+++ SUPPLIED RECORDS +++

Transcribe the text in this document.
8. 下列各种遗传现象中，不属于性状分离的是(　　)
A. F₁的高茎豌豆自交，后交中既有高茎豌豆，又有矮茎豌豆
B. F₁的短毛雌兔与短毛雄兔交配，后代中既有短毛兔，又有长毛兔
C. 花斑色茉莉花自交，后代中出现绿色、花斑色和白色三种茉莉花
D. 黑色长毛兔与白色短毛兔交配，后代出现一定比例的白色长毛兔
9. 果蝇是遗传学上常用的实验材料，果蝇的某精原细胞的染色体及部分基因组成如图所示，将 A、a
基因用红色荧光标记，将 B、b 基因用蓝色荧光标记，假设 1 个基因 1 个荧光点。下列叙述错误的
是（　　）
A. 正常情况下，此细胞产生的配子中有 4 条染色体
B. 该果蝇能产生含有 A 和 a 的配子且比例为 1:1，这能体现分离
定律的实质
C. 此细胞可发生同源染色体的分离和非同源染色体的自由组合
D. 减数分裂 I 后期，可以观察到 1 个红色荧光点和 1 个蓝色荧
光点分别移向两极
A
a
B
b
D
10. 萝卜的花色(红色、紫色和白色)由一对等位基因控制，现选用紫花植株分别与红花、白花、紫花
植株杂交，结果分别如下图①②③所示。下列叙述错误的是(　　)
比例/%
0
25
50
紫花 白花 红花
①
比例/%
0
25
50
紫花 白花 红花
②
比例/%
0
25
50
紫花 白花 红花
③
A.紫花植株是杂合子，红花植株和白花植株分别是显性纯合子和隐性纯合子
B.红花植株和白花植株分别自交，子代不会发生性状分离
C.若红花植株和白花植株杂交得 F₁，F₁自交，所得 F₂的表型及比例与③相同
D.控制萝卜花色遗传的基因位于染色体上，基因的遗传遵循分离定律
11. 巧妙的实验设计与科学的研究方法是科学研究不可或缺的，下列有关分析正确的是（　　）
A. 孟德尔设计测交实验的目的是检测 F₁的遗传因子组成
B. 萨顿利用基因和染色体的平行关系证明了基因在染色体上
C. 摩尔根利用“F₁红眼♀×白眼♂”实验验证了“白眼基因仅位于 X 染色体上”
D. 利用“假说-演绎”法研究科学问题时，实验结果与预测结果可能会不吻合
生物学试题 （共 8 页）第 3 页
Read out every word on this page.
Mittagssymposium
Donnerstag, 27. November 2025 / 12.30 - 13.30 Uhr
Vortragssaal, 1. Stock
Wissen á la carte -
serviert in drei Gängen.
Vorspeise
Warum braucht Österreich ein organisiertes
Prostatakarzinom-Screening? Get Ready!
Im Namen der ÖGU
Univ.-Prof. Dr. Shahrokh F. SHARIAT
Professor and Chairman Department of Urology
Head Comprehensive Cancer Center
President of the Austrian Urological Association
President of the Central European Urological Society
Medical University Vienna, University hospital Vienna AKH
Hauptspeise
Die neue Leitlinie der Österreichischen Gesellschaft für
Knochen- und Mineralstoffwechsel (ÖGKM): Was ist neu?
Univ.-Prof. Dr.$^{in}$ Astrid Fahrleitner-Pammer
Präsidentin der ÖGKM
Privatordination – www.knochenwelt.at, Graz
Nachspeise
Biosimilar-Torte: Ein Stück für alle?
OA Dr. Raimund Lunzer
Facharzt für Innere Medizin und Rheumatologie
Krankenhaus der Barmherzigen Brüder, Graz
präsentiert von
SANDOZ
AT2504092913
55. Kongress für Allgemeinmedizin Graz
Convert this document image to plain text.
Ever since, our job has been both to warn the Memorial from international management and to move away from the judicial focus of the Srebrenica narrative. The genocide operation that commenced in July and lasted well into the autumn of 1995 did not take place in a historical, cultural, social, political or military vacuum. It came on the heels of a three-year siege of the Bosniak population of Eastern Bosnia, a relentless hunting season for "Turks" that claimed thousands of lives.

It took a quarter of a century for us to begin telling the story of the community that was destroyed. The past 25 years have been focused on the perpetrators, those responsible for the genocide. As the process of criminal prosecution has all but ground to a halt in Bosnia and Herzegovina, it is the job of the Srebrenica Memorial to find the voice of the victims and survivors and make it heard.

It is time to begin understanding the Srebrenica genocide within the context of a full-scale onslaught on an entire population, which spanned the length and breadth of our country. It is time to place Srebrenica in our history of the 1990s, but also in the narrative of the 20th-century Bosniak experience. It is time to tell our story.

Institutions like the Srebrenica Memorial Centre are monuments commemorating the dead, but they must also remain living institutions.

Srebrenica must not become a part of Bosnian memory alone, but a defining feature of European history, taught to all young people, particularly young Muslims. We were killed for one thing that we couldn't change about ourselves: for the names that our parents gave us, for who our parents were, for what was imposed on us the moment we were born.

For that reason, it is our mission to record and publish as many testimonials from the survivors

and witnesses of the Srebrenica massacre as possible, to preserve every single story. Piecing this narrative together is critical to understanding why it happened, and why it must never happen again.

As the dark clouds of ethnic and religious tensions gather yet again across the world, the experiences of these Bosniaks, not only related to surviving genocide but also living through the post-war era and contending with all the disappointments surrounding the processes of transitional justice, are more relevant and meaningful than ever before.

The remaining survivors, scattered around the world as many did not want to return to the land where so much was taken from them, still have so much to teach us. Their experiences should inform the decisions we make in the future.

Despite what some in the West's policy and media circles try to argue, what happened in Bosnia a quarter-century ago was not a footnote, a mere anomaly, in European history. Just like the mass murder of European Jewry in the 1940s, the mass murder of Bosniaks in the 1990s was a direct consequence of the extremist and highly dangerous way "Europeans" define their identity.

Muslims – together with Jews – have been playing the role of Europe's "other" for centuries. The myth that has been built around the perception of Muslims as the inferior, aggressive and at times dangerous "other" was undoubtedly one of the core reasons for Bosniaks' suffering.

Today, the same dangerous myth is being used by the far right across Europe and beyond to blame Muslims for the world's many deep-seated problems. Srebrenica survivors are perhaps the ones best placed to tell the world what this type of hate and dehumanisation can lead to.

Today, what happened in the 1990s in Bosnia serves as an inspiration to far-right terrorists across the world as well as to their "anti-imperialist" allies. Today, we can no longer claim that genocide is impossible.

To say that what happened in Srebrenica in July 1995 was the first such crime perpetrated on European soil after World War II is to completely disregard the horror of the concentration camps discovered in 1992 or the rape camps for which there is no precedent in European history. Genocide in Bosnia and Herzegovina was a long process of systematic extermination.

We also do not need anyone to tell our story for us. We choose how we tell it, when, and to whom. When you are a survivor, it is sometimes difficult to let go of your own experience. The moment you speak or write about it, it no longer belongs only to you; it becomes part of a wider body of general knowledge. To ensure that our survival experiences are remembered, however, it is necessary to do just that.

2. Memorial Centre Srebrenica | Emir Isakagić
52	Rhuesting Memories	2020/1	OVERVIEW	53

+++

→ BRIEF: Take the entries and copy them out exactly.

→ FULL OUTPUT:
Transcribe the text in this document.
8. 下列各种遗传现象中，不属于性状分离的是(　　)
A. F₁的高茎豌豆自交，后交中既有高茎豌豆，又有矮茎豌豆
B. F₁的短毛雌兔与短毛雄兔交配，后代中既有短毛兔，又有长毛兔
C. 花斑色茉莉花自交，后代中出现绿色、花斑色和白色三种茉莉花
D. 黑色长毛兔与白色短毛兔交配，后代出现一定比例的白色长毛兔
9. 果蝇是遗传学上常用的实验材料，果蝇的某精原细胞的染色体及部分基因组成如图所示，将 A、a
基因用红色荧光标记，将 B、b 基因用蓝色荧光标记，假设 1 个基因 1 个荧光点。下列叙述错误的
是（　　）
A. 正常情况下，此细胞产生的配子中有 4 条染色体
B. 该果蝇能产生含有 A 和 a 的配子且比例为 1:1，这能体现分离
定律的实质
C. 此细胞可发生同源染色体的分离和非同源染色体的自由组合
D. 减数分裂 I 后期，可以观察到 1 个红色荧光点和 1 个蓝色荧
光点分别移向两极
A
a
B
b
D
10. 萝卜的花色(红色、紫色和白色)由一对等位基因控制，现选用紫花植株分别与红花、白花、紫花
植株杂交，结果分别如下图①②③所示。下列叙述错误的是(　　)
比例/%
0
25
50
紫花 白花 红花
①
比例/%
0
25
50
紫花 白花 红花
②
比例/%
0
25
50
紫花 白花 红花
③
A.紫花植株是杂合子，红花植株和白花植株分别是显性纯合子和隐性纯合子
B.红花植株和白花植株分别自交，子代不会发生性状分离
C.若红花植株和白花植株杂交得 F₁，F₁自交，所得 F₂的表型及比例与③相同
D.控制萝卜花色遗传的基因位于染色体上，基因的遗传遵循分离定律
11. 巧妙的实验设计与科学的研究方法是科学研究不可或缺的，下列有关分析正确的是（　　）
A. 孟德尔设计测交实验的目的是检测 F₁的遗传因子组成
B. 萨顿利用基因和染色体的平行关系证明了基因在染色体上
C. 摩尔根利用“F₁红眼♀×白眼♂”实验验证了“白眼基因仅位于 X 染色体上”
D. 利用“假说-演绎”法研究科学问题时，实验结果与预测结果可能会不吻合
生物学试题 （共 8 页）第 3 页
Read out every word on this page.
Mittagssymposium
Donnerstag, 27. November 2025 / 12.30 - 13.30 Uhr
Vortragssaal, 1. Stock
Wissen á la carte -
serviert in drei Gängen.
Vorspeise
Warum braucht Österreich ein organisiertes
Prostatakarzinom-Screening? Get Ready!
Im Namen der ÖGU
Univ.-Prof. Dr. Shahrokh F. SHARIAT
Professor and Chairman Department of Urology
Head Comprehensive Cancer Center
President of the Austrian Urological Association
President of the Central European Urological Society
Medical University Vienna, University hospital Vienna AKH
Hauptspeise
Die neue Leitlinie der Österreichischen Gesellschaft für
Knochen- und Mineralstoffwechsel (ÖGKM): Was ist neu?
Univ.-Prof. Dr.$^{in}$ Astrid Fahrleitner-Pammer
Präsidentin der ÖGKM
Privatordination – www.knochenwelt.at, Graz
Nachspeise
Biosimilar-Torte: Ein Stück für alle?
OA Dr. Raimund Lunzer
Facharzt für Innere Medizin und Rheumatologie
Krankenhaus der Barmherzigen Brüder, Graz
präsentiert von
SANDOZ
AT2504092913
55. Kongress für Allgemeinmedizin Graz
Convert this document image to plain text.
Ever since, our job has been both to warn the Memorial from international management and to move away from the judicial focus of the Srebrenica narrative. The genocide operation that commenced in July and lasted well into the autumn of 1995 did not take place in a historical, cultural, social, political or military vacuum. It came on the heels of a three-year siege of the Bosniak population of Eastern Bosnia, a relentless hunting season for "Turks" that claimed thousands of lives.

It took a quarter of a century for us to begin telling the story of the community that was destroyed. The past 25 years have been focused on the perpetrators, those responsible for the genocide. As the process of criminal prosecution has all but ground to a halt in Bosnia and Herzegovina, it is the job of the Srebrenica Memorial to find the voice of the victims and survivors and make it heard.

It is time to begin understanding the Srebrenica genocide within the context of a full-scale onslaught on an entire population, which spanned the length and breadth of our country. It is time to place Srebrenica in our history of the 1990s, but also in the narrative of the 20th-century Bosniak experience. It is time to tell our story.

Institutions like the Srebrenica Memorial Centre are monuments commemorating the dead, but they must also remain living institutions.

Srebrenica must not become a part of Bosnian memory alone, but a defining feature of European history, taught to all young people, particularly young Muslims. We were killed for one thing that we couldn't change about ourselves: for the names that our parents gave us, for who our parents were, for what was imposed on us the moment we were born.

For that reason, it is our mission to record and publish as many testimonials from the survivors

and witnesses of the Srebrenica massacre as possible, to preserve every single story. Piecing this narrative together is critical to understanding why it happened, and why it must never happen again.

As the dark clouds of ethnic and religious tensions gather yet again across the world, the experiences of these Bosniaks, not only related to surviving genocide but also living through the post-war era and contending with all the disappointments surrounding the processes of transitional justice, are more relevant and meaningful than ever before.

The remaining survivors, scattered around the world as many did not want to return to the land where so much was taken from them, still have so much to teach us. Their experiences should inform the decisions we make in the future.

Despite what some in the West's policy and media circles try to argue, what happened in Bosnia a quarter-century ago was not a footnote, a mere anomaly, in European history. Just like the mass murder of European Jewry in the 1940s, the mass murder of Bosniaks in the 1990s was a direct consequence of the extremist and highly dangerous way "Europeans" define their identity.

Muslims – together with Jews – have been playing the role of Europe's "other" for centuries. The myth that has been built around the perception of Muslims as the inferior, aggressive and at times dangerous "other" was undoubtedly one of the core reasons for Bosniaks' suffering.

Today, the same dangerous myth is being used by the far right across Europe and beyond to blame Muslims for the world's many deep-seated problems. Srebrenica survivors are perhaps the ones best placed to tell the world what this type of hate and dehumanisation can lead to.

Today, what happened in the 1990s in Bosnia serves as an inspiration to far-right terrorists across the world as well as to their "anti-imperialist" allies. Today, we can no longer claim that genocide is impossible.

To say that what happened in Srebrenica in July 1995 was the first such crime perpetrated on European soil after World War II is to completely disregard the horror of the concentration camps discovered in 1992 or the rape camps for which there is no precedent in European history. Genocide in Bosnia and Herzegovina was a long process of systematic extermination.

We also do not need anyone to tell our story for us. We choose how we tell it, when, and to whom. When you are a survivor, it is sometimes difficult to let go of your own experience. The moment you speak or write about it, it no longer belongs only to you; it becomes part of a wider body of general knowledge. To ensure that our survival experiences are remembered, however, it is necessary to do just that.

2. Memorial Centre Srebrenica | Emir Isakagić
52	Rhuesting Memories	2020/1	OVERVIEW	53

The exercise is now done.